──────── RECORDS PROVIDED ────────

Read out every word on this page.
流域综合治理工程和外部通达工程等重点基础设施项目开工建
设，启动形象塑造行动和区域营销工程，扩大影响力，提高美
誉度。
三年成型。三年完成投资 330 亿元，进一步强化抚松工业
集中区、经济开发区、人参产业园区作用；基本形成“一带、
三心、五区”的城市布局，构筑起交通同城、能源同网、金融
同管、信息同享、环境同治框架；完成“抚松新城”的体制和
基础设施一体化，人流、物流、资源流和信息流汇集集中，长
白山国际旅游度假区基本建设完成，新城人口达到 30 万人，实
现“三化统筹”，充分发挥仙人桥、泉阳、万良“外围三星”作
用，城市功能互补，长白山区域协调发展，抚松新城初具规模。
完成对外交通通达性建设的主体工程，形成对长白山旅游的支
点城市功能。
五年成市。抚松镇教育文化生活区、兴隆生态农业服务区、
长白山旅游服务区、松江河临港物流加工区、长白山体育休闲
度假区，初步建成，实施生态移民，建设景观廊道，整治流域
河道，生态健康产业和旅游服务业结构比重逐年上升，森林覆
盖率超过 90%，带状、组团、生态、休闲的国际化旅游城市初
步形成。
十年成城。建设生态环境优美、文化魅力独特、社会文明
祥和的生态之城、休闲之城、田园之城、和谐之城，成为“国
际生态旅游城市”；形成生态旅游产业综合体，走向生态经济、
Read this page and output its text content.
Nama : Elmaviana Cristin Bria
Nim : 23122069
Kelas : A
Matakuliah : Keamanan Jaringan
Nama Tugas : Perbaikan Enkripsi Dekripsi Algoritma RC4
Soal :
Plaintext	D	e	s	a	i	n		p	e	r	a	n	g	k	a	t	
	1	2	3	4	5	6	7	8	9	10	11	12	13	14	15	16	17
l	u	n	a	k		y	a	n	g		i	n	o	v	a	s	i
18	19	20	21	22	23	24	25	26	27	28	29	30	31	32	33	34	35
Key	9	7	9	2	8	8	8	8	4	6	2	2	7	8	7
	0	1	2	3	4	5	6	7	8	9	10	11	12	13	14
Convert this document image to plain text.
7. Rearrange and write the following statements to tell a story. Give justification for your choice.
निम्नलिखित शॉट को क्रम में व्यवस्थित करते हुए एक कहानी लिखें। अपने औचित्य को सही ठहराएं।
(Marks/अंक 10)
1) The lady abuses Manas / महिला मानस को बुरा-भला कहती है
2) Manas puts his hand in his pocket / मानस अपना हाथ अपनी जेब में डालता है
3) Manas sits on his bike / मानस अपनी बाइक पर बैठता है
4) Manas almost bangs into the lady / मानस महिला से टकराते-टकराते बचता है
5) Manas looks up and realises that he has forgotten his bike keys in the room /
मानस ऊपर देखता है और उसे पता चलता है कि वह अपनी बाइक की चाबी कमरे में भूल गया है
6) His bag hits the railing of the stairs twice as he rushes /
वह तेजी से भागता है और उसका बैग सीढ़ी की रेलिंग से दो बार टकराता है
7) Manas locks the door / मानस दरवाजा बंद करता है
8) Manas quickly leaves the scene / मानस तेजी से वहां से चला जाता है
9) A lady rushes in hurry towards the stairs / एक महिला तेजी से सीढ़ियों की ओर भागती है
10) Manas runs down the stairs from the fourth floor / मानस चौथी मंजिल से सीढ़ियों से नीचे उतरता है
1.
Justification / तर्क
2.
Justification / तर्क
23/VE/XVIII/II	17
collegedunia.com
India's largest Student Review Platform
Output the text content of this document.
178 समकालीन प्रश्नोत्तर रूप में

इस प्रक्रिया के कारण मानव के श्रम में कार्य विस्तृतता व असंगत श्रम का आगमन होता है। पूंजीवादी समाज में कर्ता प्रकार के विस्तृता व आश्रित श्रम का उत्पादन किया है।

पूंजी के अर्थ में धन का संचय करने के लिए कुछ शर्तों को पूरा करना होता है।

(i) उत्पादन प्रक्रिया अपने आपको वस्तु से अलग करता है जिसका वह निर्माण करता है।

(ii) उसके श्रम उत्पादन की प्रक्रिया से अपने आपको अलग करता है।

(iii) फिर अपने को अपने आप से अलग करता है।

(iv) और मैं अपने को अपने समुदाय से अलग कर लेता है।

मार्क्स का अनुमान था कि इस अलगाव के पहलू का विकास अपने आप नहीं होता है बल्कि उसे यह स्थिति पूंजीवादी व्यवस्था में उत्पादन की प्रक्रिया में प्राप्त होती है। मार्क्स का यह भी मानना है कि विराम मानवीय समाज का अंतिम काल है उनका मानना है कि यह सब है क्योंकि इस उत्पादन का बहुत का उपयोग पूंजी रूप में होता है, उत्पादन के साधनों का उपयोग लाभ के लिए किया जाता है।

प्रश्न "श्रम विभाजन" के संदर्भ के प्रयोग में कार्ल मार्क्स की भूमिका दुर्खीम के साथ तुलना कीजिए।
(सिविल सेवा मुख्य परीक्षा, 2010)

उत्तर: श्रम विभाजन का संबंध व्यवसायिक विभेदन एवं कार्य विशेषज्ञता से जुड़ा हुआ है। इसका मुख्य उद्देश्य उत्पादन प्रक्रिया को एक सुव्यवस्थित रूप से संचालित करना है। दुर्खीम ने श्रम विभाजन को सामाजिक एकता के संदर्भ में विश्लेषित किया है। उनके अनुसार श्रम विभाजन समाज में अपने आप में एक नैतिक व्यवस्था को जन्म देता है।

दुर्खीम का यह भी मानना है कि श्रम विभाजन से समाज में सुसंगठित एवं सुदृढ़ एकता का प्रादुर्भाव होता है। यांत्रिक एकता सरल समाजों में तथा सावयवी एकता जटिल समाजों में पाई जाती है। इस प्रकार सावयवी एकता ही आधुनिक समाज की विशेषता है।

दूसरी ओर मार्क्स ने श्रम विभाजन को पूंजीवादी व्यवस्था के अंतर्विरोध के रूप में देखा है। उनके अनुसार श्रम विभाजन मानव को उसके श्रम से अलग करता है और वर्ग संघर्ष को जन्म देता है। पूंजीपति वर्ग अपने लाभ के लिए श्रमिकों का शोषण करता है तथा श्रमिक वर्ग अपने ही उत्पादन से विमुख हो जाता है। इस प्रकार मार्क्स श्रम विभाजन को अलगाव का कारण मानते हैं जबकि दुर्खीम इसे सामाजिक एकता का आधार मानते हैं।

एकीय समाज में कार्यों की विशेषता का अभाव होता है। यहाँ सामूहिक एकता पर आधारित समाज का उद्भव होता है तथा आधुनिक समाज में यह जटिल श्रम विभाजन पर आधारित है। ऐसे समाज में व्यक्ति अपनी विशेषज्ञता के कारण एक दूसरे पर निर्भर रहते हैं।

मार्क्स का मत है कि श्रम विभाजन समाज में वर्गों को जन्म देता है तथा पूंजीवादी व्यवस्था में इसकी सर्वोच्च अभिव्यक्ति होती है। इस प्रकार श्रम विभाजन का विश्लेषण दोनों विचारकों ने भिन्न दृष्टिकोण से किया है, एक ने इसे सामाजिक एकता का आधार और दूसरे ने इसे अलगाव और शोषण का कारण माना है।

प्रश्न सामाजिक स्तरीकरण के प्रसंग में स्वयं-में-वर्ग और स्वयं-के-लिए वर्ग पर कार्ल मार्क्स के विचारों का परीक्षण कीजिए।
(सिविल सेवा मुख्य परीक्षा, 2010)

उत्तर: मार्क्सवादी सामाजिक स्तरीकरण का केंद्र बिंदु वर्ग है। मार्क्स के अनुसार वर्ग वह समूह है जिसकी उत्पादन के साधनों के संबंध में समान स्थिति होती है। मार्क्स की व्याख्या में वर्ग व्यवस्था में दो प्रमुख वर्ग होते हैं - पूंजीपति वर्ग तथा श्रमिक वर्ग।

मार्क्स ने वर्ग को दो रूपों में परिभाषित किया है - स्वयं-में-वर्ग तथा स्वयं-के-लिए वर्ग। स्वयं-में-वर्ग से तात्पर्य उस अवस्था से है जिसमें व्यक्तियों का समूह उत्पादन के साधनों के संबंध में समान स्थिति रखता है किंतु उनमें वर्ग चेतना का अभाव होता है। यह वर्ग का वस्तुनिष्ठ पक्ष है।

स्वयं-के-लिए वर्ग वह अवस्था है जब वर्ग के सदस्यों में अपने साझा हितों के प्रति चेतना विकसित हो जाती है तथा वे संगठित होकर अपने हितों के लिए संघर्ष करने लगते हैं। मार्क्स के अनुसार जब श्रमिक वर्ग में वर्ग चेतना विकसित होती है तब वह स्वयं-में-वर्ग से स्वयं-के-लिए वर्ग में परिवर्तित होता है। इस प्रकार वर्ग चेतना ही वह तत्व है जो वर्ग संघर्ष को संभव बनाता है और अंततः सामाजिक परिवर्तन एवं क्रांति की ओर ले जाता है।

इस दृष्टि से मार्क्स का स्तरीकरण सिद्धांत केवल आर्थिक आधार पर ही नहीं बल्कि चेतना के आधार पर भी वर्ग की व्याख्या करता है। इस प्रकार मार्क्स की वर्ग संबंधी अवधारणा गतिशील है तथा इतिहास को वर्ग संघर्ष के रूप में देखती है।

────────

[TO DO]
Read through the data and copy every line where "stairs" shows up.

[WRITTEN RESPONSE]
6) His bag hits the railing of the stairs twice as he rushes /
9) A lady rushes in hurry towards the stairs / एक महिला तेजी से सीढ़ियों की ओर भागती है
10) Manas runs down the stairs from the fourth floor / मानस चौथी मंजिल से सीढ़ियों से नीचे उतरता है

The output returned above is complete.